**Aim:** Among the entries below, find the lines with "zmiennych" and copy them.

Dataset entries:

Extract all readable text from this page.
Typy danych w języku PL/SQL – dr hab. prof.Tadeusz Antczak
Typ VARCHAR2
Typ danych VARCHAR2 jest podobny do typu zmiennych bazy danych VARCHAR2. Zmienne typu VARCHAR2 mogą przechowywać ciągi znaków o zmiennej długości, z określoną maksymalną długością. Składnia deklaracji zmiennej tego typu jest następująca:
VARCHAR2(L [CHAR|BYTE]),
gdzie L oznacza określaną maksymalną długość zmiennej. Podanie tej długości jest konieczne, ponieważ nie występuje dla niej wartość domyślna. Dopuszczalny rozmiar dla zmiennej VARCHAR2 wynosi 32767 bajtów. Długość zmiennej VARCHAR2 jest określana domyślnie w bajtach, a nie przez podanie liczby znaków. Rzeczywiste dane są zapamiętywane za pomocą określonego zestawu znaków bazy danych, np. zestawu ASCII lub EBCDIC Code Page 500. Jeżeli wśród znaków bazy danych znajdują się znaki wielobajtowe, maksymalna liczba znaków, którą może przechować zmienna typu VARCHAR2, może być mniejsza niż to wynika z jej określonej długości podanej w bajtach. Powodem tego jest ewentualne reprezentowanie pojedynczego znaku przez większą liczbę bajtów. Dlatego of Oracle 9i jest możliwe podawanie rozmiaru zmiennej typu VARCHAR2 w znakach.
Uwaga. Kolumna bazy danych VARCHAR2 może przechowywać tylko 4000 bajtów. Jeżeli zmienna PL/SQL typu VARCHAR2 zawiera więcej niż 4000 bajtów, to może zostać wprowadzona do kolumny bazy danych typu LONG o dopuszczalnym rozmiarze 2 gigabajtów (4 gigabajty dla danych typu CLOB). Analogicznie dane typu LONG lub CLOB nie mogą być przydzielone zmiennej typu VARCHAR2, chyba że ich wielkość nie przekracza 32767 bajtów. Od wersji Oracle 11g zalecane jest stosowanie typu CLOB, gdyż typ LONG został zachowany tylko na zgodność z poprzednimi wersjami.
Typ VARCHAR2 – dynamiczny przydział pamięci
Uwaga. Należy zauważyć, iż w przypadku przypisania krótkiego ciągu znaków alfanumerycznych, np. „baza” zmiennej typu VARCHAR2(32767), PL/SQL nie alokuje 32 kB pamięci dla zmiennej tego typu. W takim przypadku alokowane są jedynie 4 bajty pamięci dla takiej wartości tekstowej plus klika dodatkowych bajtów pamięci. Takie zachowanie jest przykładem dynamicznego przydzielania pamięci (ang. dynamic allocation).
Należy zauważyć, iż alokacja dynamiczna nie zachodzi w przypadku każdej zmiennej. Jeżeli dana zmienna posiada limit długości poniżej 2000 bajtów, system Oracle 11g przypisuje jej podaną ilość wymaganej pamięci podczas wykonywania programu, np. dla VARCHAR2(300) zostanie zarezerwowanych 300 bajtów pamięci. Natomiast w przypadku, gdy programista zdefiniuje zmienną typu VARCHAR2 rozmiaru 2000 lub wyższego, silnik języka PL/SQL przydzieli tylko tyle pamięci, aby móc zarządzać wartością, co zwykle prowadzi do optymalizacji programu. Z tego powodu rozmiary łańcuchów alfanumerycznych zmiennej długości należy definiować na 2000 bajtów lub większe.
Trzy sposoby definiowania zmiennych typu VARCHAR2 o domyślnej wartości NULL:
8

**Solved exercise:**
Typ danych VARCHAR2 jest podobny do typu zmiennych bazy danych VARCHAR2. Zmienne typu VARCHAR2 mogą przechowywać ciągi znaków o zmiennej długości, z określoną maksymalną długością. Składnia deklaracji zmiennej tego typu jest następująca:
Trzy sposoby definiowania zmiennych typu VARCHAR2 o domyślnej wartości NULL:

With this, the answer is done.